Chart and figure data
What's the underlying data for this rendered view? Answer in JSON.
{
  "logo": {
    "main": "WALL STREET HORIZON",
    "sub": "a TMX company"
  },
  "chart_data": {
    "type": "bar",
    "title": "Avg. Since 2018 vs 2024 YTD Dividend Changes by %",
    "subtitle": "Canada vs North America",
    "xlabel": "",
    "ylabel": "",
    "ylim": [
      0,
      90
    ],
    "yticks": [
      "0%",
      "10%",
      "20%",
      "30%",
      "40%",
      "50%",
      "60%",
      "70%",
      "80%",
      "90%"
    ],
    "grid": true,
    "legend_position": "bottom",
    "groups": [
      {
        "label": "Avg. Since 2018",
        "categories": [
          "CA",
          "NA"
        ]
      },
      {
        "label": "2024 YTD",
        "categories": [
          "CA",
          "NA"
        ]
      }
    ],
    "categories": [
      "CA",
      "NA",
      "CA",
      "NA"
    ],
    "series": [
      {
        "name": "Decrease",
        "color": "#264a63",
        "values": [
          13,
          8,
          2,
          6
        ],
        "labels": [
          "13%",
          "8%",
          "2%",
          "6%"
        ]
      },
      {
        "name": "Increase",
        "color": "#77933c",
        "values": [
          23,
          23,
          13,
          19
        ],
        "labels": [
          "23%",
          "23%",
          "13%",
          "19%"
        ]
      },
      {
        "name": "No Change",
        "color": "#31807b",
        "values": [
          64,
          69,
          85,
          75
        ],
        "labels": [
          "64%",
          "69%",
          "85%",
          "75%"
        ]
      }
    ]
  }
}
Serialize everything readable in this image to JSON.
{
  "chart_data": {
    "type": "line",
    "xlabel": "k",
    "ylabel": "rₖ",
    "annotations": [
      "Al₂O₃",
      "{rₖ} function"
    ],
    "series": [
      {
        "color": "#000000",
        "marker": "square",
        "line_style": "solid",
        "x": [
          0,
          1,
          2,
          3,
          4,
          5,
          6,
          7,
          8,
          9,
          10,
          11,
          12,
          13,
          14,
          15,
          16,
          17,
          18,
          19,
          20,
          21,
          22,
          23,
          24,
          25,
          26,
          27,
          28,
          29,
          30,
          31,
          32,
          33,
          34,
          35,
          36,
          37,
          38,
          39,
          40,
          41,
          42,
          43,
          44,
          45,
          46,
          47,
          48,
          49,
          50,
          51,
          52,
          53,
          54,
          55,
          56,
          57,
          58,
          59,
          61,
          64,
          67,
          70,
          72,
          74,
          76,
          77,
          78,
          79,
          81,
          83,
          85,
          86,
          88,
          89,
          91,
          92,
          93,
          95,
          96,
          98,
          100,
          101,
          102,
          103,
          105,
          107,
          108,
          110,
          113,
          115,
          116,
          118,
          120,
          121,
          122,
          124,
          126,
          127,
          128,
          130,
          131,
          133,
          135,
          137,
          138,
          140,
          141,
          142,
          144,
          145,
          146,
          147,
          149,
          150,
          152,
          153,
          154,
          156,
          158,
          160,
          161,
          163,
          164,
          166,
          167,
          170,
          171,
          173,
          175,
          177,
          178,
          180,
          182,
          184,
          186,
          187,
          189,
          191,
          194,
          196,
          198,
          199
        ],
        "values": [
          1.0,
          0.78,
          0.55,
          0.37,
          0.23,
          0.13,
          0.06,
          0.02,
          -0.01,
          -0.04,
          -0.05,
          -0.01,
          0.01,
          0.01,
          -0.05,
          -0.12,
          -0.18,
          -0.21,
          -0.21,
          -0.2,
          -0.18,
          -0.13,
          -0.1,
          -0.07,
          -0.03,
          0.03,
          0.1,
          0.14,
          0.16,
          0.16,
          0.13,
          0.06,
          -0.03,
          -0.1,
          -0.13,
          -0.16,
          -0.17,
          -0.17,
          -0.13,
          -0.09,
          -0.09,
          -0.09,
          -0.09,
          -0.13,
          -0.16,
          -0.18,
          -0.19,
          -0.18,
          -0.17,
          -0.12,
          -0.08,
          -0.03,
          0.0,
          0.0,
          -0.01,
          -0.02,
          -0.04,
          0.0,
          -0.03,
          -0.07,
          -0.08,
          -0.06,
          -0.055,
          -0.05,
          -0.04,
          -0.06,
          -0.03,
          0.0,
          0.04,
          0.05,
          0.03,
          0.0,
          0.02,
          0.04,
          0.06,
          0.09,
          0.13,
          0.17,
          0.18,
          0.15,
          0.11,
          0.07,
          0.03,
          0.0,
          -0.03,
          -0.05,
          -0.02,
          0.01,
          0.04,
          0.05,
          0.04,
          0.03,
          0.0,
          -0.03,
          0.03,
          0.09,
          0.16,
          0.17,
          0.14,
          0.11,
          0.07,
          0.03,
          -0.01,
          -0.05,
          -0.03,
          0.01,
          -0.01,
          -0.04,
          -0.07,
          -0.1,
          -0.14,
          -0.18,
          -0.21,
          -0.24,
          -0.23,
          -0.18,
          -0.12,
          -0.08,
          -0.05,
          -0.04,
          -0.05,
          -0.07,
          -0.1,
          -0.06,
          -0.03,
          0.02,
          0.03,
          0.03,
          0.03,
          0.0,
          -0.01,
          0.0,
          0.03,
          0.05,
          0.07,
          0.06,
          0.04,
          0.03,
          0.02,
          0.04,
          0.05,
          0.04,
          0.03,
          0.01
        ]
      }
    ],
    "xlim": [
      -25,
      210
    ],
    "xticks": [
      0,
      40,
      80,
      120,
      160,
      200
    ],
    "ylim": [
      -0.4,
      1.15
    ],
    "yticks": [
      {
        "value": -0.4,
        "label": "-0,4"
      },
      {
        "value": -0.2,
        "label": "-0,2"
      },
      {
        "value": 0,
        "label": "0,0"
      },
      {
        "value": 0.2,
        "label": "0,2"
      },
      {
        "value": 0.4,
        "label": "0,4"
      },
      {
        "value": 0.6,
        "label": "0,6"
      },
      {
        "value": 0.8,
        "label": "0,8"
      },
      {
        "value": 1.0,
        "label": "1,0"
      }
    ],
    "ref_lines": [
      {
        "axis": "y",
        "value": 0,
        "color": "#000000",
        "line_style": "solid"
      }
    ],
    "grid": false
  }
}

- Given request -
Retype the entries one by one, exactly.

- Reply to the task -
What's the underlying data for this rendered view? Answer in JSON.
{
  "logo": {
    "main": "WALL STREET HORIZON",
    "sub": "a TMX company"
  },
  "chart_data": {
    "type": "bar",
    "title": "Avg. Since 2018 vs 2024 YTD Dividend Changes by %",
    "subtitle": "Canada vs North America",
    "xlabel": "",
    "ylabel": "",
    "ylim": [
      0,
      90
    ],
    "yticks": [
      "0%",
      "10%",
      "20%",
      "30%",
      "40%",
      "50%",
      "60%",
      "70%",
      "80%",
      "90%"
    ],
    "grid": true,
    "legend_position": "bottom",
    "groups": [
      {
        "label": "Avg. Since 2018",
        "categories": [
          "CA",
          "NA"
        ]
      },
      {
        "label": "2024 YTD",
        "categories": [
          "CA",
          "NA"
        ]
      }
    ],
    "categories": [
      "CA",
      "NA",
      "CA",
      "NA"
    ],
    "series": [
      {
        "name": "Decrease",
        "color": "#264a63",
        "values": [
          13,
          8,
          2,
          6
        ],
        "labels": [
          "13%",
          "8%",
          "2%",
          "6%"
        ]
      },
      {
        "name": "Increase",
        "color": "#77933c",
        "values": [
          23,
          23,
          13,
          19
        ],
        "labels": [
          "23%",
          "23%",
          "13%",
          "19%"
        ]
      },
      {
        "name": "No Change",
        "color": "#31807b",
        "values": [
          64,
          69,
          85,
          75
        ],
        "labels": [
          "64%",
          "69%",
          "85%",
          "75%"
        ]
      }
    ]
  }
}
Serialize everything readable in this image to JSON.
{
  "chart_data": {
    "type": "line",
    "xlabel": "k",
    "ylabel": "rₖ",
    "annotations": [
      "Al₂O₃",
      "{rₖ} function"
    ],
    "series": [
      {
        "color": "#000000",
        "marker": "square",
        "line_style": "solid",
        "x": [
          0,
          1,
          2,
          3,
          4,
          5,
          6,
          7,
          8,
          9,
          10,
          11,
          12,
          13,
          14,
          15,
          16,
          17,
          18,
          19,
          20,
          21,
          22,
          23,
          24,
          25,
          26,
          27,
          28,
          29,
          30,
          31,
          32,
          33,
          34,
          35,
          36,
          37,
          38,
          39,
          40,
          41,
          42,
          43,
          44,
          45,
          46,
          47,
          48,
          49,
          50,
          51,
          52,
          53,
          54,
          55,
          56,
          57,
          58,
          59,
          61,
          64,
          67,
          70,
          72,
          74,
          76,
          77,
          78,
          79,
          81,
          83,
          85,
          86,
          88,
          89,
          91,
          92,
          93,
          95,
          96,
          98,
          100,
          101,
          102,
          103,
          105,
          107,
          108,
          110,
          113,
          115,
          116,
          118,
          120,
          121,
          122,
          124,
          126,
          127,
          128,
          130,
          131,
          133,
          135,
          137,
          138,
          140,
          141,
          142,
          144,
          145,
          146,
          147,
          149,
          150,
          152,
          153,
          154,
          156,
          158,
          160,
          161,
          163,
          164,
          166,
          167,
          170,
          171,
          173,
          175,
          177,
          178,
          180,
          182,
          184,
          186,
          187,
          189,
          191,
          194,
          196,
          198,
          199
        ],
        "values": [
          1.0,
          0.78,
          0.55,
          0.37,
          0.23,
          0.13,
          0.06,
          0.02,
          -0.01,
          -0.04,
          -0.05,
          -0.01,
          0.01,
          0.01,
          -0.05,
          -0.12,
          -0.18,
          -0.21,
          -0.21,
          -0.2,
          -0.18,
          -0.13,
          -0.1,
          -0.07,
          -0.03,
          0.03,
          0.1,
          0.14,
          0.16,
          0.16,
          0.13,
          0.06,
          -0.03,
          -0.1,
          -0.13,
          -0.16,
          -0.17,
          -0.17,
          -0.13,
          -0.09,
          -0.09,
          -0.09,
          -0.09,
          -0.13,
          -0.16,
          -0.18,
          -0.19,
          -0.18,
          -0.17,
          -0.12,
          -0.08,
          -0.03,
          0.0,
          0.0,
          -0.01,
          -0.02,
          -0.04,
          0.0,
          -0.03,
          -0.07,
          -0.08,
          -0.06,
          -0.055,
          -0.05,
          -0.04,
          -0.06,
          -0.03,
          0.0,
          0.04,
          0.05,
          0.03,
          0.0,
          0.02,
          0.04,
          0.06,
          0.09,
          0.13,
          0.17,
          0.18,
          0.15,
          0.11,
          0.07,
          0.03,
          0.0,
          -0.03,
          -0.05,
          -0.02,
          0.01,
          0.04,
          0.05,
          0.04,
          0.03,
          0.0,
          -0.03,
          0.03,
          0.09,
          0.16,
          0.17,
          0.14,
          0.11,
          0.07,
          0.03,
          -0.01,
          -0.05,
          -0.03,
          0.01,
          -0.01,
          -0.04,
          -0.07,
          -0.1,
          -0.14,
          -0.18,
          -0.21,
          -0.24,
          -0.23,
          -0.18,
          -0.12,
          -0.08,
          -0.05,
          -0.04,
          -0.05,
          -0.07,
          -0.1,
          -0.06,
          -0.03,
          0.02,
          0.03,
          0.03,
          0.03,
          0.0,
          -0.01,
          0.0,
          0.03,
          0.05,
          0.07,
          0.06,
          0.04,
          0.03,
          0.02,
          0.04,
          0.05,
          0.04,
          0.03,
          0.01
        ]
      }
    ],
    "xlim": [
      -25,
      210
    ],
    "xticks": [
      0,
      40,
      80,
      120,
      160,
      200
    ],
    "ylim": [
      -0.4,
      1.15
    ],
    "yticks": [
      {
        "value": -0.4,
        "label": "-0,4"
      },
      {
        "value": -0.2,
        "label": "-0,2"
      },
      {
        "value": 0,
        "label": "0,0"
      },
      {
        "value": 0.2,
        "label": "0,2"
      },
      {
        "value": 0.4,
        "label": "0,4"
      },
      {
        "value": 0.6,
        "label": "0,6"
      },
      {
        "value": 0.8,
        "label": "0,8"
      },
      {
        "value": 1.0,
        "label": "1,0"
      }
    ],
    "ref_lines": [
      {
        "axis": "y",
        "value": 0,
        "color": "#000000",
        "line_style": "solid"
      }
    ],
    "grid": false
  }
}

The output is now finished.